Figure record listings:
□ □ □

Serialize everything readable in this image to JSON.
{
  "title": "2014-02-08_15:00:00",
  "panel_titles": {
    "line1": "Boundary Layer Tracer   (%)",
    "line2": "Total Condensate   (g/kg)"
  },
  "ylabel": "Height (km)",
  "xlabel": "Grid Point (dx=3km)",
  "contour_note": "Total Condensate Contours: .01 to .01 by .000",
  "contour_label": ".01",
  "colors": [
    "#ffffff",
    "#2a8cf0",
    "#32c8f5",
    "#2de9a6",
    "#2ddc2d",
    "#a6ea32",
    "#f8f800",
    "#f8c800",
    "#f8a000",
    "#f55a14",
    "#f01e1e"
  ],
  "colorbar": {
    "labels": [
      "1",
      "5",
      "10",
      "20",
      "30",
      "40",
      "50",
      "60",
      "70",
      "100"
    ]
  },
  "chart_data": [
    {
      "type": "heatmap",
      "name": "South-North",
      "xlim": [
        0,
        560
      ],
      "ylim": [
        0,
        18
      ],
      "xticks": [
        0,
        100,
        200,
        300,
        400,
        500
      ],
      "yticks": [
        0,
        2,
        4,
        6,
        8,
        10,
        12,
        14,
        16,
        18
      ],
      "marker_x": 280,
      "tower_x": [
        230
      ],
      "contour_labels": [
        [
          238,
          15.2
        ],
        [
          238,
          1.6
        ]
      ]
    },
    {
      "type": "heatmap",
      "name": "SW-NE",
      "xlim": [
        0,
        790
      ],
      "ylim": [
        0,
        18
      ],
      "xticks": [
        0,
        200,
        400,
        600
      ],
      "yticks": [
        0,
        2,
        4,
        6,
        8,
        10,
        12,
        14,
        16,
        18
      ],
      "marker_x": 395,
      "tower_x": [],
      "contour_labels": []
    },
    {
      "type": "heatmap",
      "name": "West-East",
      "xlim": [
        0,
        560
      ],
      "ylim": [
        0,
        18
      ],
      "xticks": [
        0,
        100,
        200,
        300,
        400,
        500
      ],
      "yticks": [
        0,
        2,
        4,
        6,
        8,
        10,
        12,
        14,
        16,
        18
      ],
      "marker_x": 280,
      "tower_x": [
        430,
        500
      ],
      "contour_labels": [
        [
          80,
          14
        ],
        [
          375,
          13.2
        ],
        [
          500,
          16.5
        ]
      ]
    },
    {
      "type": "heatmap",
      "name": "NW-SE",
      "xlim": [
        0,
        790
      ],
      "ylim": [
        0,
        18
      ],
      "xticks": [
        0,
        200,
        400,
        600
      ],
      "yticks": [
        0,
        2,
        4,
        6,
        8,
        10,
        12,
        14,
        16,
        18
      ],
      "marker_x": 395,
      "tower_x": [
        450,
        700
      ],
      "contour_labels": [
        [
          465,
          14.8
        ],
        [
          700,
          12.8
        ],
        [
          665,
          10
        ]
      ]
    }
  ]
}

□ □ □

▶ AIM OF THE TASK
Each line of the listing should be echoed back exactly.

▶ EXERCISE OUTPUT
Serialize everything readable in this image to JSON.
{
  "title": "2014-02-08_15:00:00",
  "panel_titles": {
    "line1": "Boundary Layer Tracer   (%)",
    "line2": "Total Condensate   (g/kg)"
  },
  "ylabel": "Height (km)",
  "xlabel": "Grid Point (dx=3km)",
  "contour_note": "Total Condensate Contours: .01 to .01 by .000",
  "contour_label": ".01",
  "colors": [
    "#ffffff",
    "#2a8cf0",
    "#32c8f5",
    "#2de9a6",
    "#2ddc2d",
    "#a6ea32",
    "#f8f800",
    "#f8c800",
    "#f8a000",
    "#f55a14",
    "#f01e1e"
  ],
  "colorbar": {
    "labels": [
      "1",
      "5",
      "10",
      "20",
      "30",
      "40",
      "50",
      "60",
      "70",
      "100"
    ]
  },
  "chart_data": [
    {
      "type": "heatmap",
      "name": "South-North",
      "xlim": [
        0,
        560
      ],
      "ylim": [
        0,
        18
      ],
      "xticks": [
        0,
        100,
        200,
        300,
        400,
        500
      ],
      "yticks": [
        0,
        2,
        4,
        6,
        8,
        10,
        12,
        14,
        16,
        18
      ],
      "marker_x": 280,
      "tower_x": [
        230
      ],
      "contour_labels": [
        [
          238,
          15.2
        ],
        [
          238,
          1.6
        ]
      ]
    },
    {
      "type": "heatmap",
      "name": "SW-NE",
      "xlim": [
        0,
        790
      ],
      "ylim": [
        0,
        18
      ],
      "xticks": [
        0,
        200,
        400,
        600
      ],
      "yticks": [
        0,
        2,
        4,
        6,
        8,
        10,
        12,
        14,
        16,
        18
      ],
      "marker_x": 395,
      "tower_x": [],
      "contour_labels": []
    },
    {
      "type": "heatmap",
      "name": "West-East",
      "xlim": [
        0,
        560
      ],
      "ylim": [
        0,
        18
      ],
      "xticks": [
        0,
        100,
        200,
        300,
        400,
        500
      ],
      "yticks": [
        0,
        2,
        4,
        6,
        8,
        10,
        12,
        14,
        16,
        18
      ],
      "marker_x": 280,
      "tower_x": [
        430,
        500
      ],
      "contour_labels": [
        [
          80,
          14
        ],
        [
          375,
          13.2
        ],
        [
          500,
          16.5
        ]
      ]
    },
    {
      "type": "heatmap",
      "name": "NW-SE",
      "xlim": [
        0,
        790
      ],
      "ylim": [
        0,
        18
      ],
      "xticks": [
        0,
        200,
        400,
        600
      ],
      "yticks": [
        0,
        2,
        4,
        6,
        8,
        10,
        12,
        14,
        16,
        18
      ],
      "marker_x": 395,
      "tower_x": [
        450,
        700
      ],
      "contour_labels": [
        [
          465,
          14.8
        ],
        [
          700,
          12.8
        ],
        [
          665,
          10
        ]
      ]
    }
  ]
}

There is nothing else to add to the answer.